### Task statement:
Using the listing below, select the lines with the word "JSON" and copy them.

━━━━━ Material for this task ━━━━━

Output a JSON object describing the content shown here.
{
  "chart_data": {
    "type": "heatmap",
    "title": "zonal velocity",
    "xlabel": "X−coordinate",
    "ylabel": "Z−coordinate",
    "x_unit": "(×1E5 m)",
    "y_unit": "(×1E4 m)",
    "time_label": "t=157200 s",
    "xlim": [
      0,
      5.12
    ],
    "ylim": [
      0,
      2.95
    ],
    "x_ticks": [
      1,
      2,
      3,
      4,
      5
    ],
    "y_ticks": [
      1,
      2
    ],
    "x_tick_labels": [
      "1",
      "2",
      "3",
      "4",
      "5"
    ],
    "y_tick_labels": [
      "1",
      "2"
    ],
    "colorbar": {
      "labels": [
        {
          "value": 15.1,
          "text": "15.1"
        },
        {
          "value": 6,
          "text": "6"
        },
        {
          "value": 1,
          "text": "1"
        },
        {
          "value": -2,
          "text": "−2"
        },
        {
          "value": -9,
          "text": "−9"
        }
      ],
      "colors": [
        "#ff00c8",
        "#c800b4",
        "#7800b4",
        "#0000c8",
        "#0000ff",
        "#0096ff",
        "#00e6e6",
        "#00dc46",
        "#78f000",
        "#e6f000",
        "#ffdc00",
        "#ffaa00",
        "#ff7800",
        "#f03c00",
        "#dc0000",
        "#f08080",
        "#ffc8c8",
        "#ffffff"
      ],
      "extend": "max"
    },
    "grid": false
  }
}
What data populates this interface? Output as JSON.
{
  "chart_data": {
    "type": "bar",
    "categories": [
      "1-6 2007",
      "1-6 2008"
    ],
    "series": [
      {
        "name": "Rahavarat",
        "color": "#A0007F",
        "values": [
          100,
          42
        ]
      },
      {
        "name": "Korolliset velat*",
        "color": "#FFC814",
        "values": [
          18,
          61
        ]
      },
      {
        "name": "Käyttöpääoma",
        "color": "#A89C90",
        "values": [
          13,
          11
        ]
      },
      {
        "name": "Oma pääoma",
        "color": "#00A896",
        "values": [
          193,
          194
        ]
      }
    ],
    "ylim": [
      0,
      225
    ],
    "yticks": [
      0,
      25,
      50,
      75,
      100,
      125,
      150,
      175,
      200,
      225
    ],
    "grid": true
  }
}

━━━━━
━━━━━ Material for this task ━━━━━

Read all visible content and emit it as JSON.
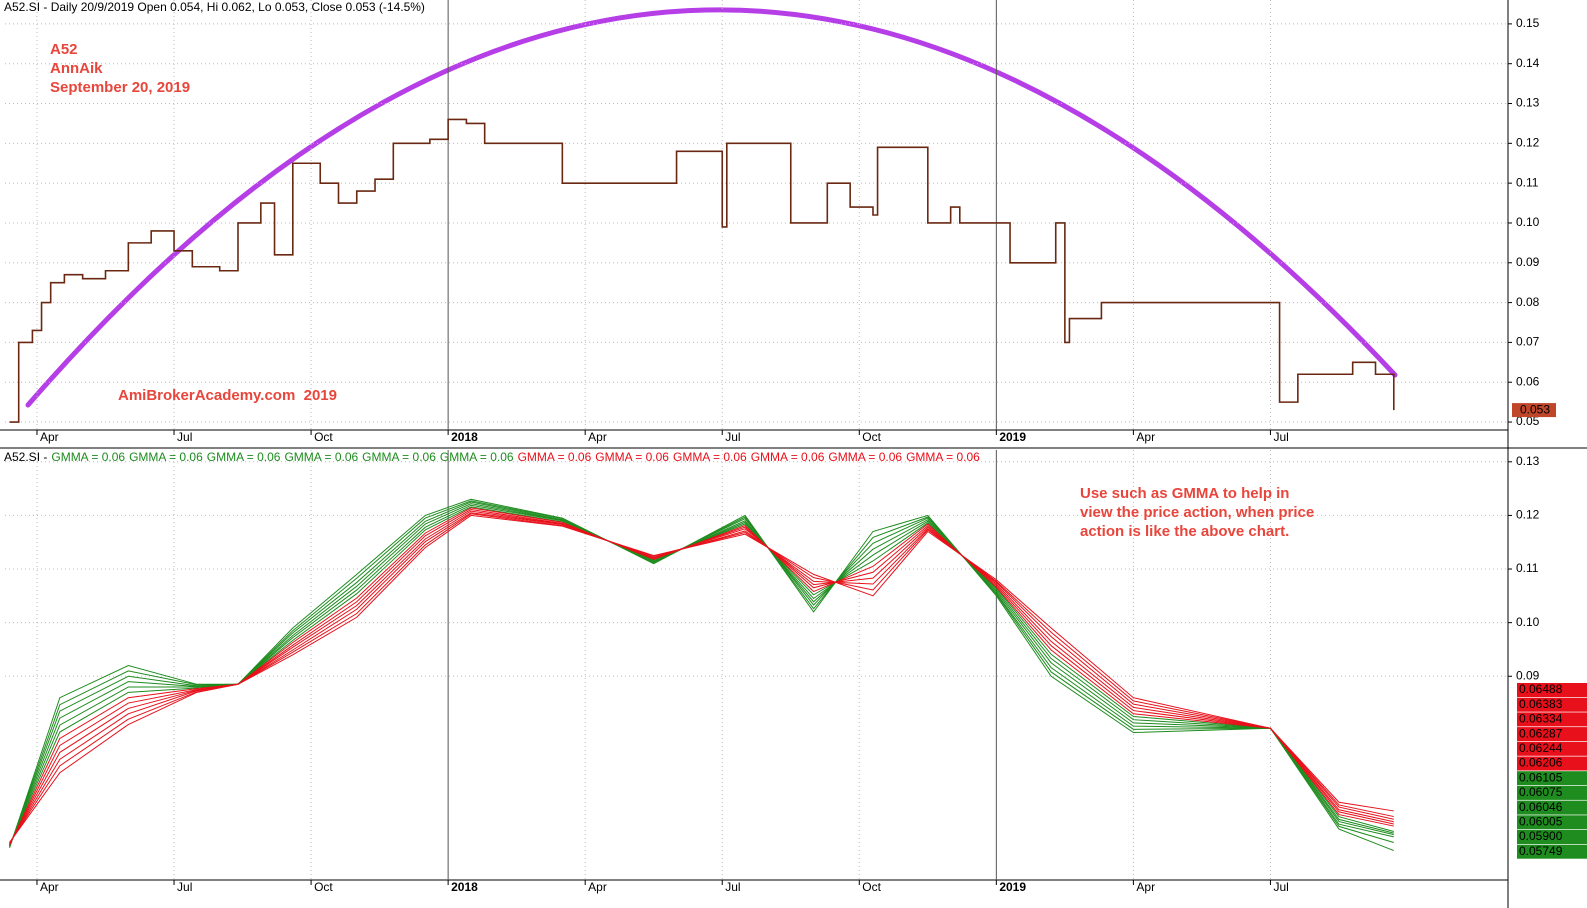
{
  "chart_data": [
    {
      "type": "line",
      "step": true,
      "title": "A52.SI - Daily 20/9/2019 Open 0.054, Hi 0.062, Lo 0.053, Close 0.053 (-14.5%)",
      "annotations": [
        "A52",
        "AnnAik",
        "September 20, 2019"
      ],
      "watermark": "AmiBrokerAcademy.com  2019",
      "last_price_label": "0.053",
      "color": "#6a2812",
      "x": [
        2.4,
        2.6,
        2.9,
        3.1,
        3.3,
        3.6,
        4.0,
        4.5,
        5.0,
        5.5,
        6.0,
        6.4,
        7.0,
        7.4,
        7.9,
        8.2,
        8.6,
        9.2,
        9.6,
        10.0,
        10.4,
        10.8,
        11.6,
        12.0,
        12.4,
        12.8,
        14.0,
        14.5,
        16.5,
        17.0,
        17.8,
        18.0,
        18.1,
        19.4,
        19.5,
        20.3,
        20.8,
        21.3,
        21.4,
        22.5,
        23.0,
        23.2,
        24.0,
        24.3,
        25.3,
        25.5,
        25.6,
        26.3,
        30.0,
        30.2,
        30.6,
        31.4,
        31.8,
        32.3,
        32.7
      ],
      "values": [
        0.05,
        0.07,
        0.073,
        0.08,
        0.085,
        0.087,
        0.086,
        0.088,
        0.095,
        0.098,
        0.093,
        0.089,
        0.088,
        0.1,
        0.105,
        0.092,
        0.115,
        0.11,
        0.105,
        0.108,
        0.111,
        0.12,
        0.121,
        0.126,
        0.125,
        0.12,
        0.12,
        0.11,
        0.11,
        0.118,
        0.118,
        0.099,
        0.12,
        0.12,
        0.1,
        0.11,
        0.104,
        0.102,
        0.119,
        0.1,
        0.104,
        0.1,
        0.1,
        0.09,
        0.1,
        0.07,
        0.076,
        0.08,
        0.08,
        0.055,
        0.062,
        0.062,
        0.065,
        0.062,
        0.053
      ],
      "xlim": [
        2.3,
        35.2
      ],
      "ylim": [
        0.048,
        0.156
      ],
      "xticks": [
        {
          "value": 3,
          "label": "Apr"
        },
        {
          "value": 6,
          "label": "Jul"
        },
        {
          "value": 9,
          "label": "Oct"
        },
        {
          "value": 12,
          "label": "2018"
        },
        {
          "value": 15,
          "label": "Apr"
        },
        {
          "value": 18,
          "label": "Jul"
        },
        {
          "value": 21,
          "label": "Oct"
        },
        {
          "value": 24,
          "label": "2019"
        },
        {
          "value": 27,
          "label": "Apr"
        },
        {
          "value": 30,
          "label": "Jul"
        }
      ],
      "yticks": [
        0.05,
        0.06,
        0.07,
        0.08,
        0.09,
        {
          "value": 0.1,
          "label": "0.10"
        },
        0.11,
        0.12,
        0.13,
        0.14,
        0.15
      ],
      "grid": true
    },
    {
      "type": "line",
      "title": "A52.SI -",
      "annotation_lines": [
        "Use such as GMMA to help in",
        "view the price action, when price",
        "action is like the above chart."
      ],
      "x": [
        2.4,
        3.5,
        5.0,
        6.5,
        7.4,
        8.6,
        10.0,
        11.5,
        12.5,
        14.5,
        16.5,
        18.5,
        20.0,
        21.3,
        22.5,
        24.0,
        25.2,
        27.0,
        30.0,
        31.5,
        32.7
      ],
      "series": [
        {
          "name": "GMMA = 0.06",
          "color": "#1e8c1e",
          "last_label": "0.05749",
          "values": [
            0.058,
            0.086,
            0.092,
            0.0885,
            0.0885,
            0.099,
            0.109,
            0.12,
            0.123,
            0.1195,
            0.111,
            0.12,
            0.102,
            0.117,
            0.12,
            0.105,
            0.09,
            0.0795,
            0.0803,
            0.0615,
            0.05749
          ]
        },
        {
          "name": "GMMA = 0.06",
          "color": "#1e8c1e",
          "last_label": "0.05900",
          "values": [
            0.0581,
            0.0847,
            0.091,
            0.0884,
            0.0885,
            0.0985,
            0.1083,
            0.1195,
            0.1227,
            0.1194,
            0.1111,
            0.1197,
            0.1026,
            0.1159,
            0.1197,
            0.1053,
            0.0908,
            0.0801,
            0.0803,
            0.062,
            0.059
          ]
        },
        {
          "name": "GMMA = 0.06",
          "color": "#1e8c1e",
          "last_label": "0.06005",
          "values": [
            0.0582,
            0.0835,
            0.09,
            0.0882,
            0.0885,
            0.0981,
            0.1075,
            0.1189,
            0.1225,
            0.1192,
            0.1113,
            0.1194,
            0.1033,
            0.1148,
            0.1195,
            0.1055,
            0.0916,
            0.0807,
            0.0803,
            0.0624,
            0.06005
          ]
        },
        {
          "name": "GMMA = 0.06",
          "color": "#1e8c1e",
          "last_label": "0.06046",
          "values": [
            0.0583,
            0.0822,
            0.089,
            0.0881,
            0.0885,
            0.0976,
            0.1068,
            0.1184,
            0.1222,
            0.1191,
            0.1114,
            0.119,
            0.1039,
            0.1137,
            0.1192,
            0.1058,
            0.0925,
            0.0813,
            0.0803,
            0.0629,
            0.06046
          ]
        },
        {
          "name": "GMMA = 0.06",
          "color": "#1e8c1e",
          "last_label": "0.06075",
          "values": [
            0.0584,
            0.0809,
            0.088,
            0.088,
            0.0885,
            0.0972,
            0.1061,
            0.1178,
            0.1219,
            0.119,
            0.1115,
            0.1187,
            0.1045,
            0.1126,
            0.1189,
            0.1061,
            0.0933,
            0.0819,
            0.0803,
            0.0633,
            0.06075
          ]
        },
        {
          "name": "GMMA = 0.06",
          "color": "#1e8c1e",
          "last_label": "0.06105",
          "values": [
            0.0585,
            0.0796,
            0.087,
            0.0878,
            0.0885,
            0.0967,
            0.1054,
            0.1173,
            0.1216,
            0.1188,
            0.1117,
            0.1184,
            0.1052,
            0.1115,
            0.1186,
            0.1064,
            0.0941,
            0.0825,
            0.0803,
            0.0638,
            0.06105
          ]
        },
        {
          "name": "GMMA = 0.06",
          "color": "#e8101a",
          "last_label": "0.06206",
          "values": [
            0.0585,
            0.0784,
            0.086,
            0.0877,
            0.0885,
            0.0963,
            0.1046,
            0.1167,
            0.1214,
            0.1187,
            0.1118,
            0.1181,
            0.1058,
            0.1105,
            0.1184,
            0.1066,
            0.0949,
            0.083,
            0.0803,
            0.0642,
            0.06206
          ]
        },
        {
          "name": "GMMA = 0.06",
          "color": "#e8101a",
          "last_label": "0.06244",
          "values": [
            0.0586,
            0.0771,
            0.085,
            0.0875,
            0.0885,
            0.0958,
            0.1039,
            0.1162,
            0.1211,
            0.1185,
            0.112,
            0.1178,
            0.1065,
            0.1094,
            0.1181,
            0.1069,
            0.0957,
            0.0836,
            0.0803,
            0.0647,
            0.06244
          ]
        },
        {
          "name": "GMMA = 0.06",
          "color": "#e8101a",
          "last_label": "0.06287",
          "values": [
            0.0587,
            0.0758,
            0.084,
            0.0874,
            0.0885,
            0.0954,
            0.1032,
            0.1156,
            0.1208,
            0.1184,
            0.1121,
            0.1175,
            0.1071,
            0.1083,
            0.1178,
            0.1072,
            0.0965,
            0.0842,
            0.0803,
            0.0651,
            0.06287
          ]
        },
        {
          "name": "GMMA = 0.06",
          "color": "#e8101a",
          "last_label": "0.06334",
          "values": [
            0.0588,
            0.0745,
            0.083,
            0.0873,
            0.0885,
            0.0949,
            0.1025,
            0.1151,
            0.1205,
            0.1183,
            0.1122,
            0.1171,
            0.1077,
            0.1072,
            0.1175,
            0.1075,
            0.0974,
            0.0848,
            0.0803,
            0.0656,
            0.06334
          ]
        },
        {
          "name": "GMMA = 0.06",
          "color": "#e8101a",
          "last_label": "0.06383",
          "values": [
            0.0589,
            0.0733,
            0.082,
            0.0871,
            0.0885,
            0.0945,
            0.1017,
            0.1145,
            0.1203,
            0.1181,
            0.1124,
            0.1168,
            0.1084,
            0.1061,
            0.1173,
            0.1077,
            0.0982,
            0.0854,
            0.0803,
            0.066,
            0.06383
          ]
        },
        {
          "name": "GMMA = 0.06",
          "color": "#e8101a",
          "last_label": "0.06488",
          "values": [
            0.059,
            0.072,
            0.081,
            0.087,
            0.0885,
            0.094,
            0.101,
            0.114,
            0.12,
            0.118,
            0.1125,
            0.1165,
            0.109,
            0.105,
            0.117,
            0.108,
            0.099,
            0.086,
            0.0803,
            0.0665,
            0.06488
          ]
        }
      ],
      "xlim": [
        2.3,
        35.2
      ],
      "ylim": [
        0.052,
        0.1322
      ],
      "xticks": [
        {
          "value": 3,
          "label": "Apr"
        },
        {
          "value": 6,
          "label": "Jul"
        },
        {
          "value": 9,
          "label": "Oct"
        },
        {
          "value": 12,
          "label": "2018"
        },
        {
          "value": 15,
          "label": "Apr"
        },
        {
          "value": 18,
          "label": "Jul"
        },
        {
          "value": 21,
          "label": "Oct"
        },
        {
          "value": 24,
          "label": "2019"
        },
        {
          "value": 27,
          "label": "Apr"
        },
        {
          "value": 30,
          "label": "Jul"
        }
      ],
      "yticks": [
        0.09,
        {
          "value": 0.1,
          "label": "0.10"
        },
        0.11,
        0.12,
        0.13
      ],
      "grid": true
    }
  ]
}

━━━━━
━━━━━ Material for this task ━━━━━

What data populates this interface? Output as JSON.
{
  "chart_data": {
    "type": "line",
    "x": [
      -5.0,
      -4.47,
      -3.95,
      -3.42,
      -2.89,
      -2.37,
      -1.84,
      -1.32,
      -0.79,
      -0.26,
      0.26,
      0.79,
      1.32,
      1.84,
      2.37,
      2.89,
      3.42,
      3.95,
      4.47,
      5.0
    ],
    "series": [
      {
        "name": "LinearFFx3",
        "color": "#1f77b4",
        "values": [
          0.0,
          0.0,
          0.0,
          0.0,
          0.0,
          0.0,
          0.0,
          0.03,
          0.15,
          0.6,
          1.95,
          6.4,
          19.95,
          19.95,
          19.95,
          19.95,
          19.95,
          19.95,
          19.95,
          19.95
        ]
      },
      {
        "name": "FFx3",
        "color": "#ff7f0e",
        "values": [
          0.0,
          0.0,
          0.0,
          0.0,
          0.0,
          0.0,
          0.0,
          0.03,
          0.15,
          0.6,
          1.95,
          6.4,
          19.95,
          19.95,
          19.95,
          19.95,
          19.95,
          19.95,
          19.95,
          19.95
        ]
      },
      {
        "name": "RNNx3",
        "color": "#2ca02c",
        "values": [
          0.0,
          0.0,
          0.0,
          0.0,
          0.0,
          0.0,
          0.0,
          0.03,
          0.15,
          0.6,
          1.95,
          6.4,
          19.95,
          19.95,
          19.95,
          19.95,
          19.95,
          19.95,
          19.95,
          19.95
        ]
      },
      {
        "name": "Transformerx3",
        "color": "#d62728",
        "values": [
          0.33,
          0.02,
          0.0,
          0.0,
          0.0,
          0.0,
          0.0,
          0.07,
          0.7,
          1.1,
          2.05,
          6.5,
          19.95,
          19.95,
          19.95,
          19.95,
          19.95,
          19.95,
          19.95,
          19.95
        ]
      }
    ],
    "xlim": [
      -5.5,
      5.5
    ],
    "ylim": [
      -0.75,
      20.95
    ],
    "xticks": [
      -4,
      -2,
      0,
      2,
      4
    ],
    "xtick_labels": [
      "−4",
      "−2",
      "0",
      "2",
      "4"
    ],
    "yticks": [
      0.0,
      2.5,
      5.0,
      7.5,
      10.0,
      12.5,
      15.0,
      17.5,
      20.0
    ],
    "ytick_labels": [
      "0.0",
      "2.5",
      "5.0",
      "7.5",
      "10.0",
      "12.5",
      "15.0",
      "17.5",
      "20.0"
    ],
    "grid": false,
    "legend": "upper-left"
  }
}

━━━━━

### In response:
Output a JSON object describing the content shown here.
What data populates this interface? Output as JSON.
Read all visible content and emit it as JSON.
What data populates this interface? Output as JSON.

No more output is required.